* **Input records**:
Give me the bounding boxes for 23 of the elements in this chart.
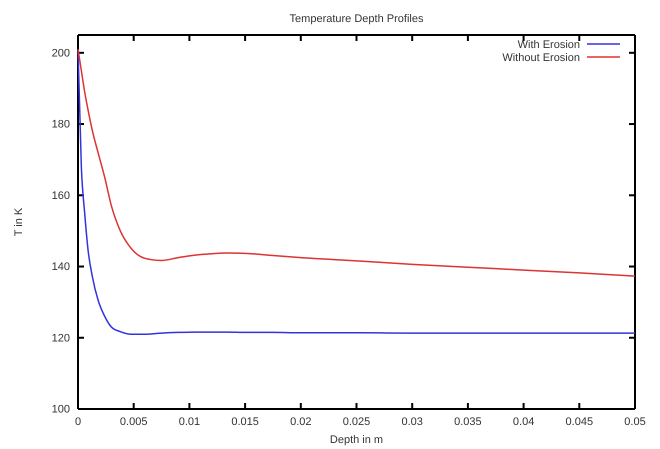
y-tick-label: 120 <box>52 332 70 344</box>
x-tick-label: 0.015 <box>231 416 259 428</box>
x-tick-label: 0.05 <box>624 416 646 428</box>
chart-title: Temperature Depth Profiles <box>290 13 424 25</box>
text: With Erosion <box>518 39 580 51</box>
x-tick-label: 0.03 <box>401 416 423 428</box>
line-series <box>77 48 636 277</box>
x-axis-title: Depth in m <box>330 434 384 446</box>
x-tick-label: 0.01 <box>178 416 200 428</box>
legend-label: Without Erosion <box>502 52 580 64</box>
y-tick-label: 200 <box>52 47 70 60</box>
x-tick-label: 0.045 <box>566 416 594 428</box>
y-axis-title: T in K <box>13 207 25 236</box>
y-tick-label: 100 <box>52 404 70 416</box>
x-tick-label: 0.02 <box>290 416 312 428</box>
x-tick-label: 0.005 <box>120 416 148 428</box>
y-tick-label: 160 <box>52 190 70 202</box>
x-tick-label: 0.035 <box>454 416 482 428</box>
x-tick-label: 0.04 <box>512 416 534 428</box>
y-tick-label: 140 <box>52 261 70 274</box>
x-tick-label: 0.025 <box>342 416 370 428</box>
x-tick-label: 0 <box>74 416 82 428</box>
y-tick-label: 180 <box>52 118 70 131</box>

* **The request**: Convert all of the lines above into a JSON list of strings, one string per line, with blank lines skipped. Leave the picture out of the list.

* **Response to the task**:
[
  "Give me the bounding boxes for 23 of the elements in this chart.",
  "y-tick-label: 120 <box>52 332 70 344</box>",
  "x-tick-label: 0.015 <box>231 416 259 428</box>",
  "x-tick-label: 0.05 <box>624 416 646 428</box>",
  "chart-title: Temperature Depth Profiles <box>290 13 424 25</box>",
  "text: With Erosion <box>518 39 580 51</box>",
  "x-tick-label: 0.03 <box>401 416 423 428</box>",
  "line-series <box>77 48 636 277</box>",
  "x-axis-title: Depth in m <box>330 434 384 446</box>",
  "x-tick-label: 0.01 <box>178 416 200 428</box>",
  "legend-label: Without Erosion <box>502 52 580 64</box>",
  "y-tick-label: 200 <box>52 47 70 60</box>",
  "x-tick-label: 0.045 <box>566 416 594 428</box>",
  "y-axis-title: T in K <box>13 207 25 236</box>",
  "y-tick-label: 100 <box>52 404 70 416</box>",
  "x-tick-label: 0.02 <box>290 416 312 428</box>",
  "x-tick-label: 0.005 <box>120 416 148 428</box>",
  "y-tick-label: 160 <box>52 190 70 202</box>",
  "x-tick-label: 0.035 <box>454 416 482 428</box>",
  "x-tick-label: 0.04 <box>512 416 534 428</box>",
  "y-tick-label: 140 <box>52 261 70 274</box>",
  "x-tick-label: 0.025 <box>342 416 370 428</box>",
  "x-tick-label: 0 <box>74 416 82 428</box>",
  "y-tick-label: 180 <box>52 118 70 131</box>"
]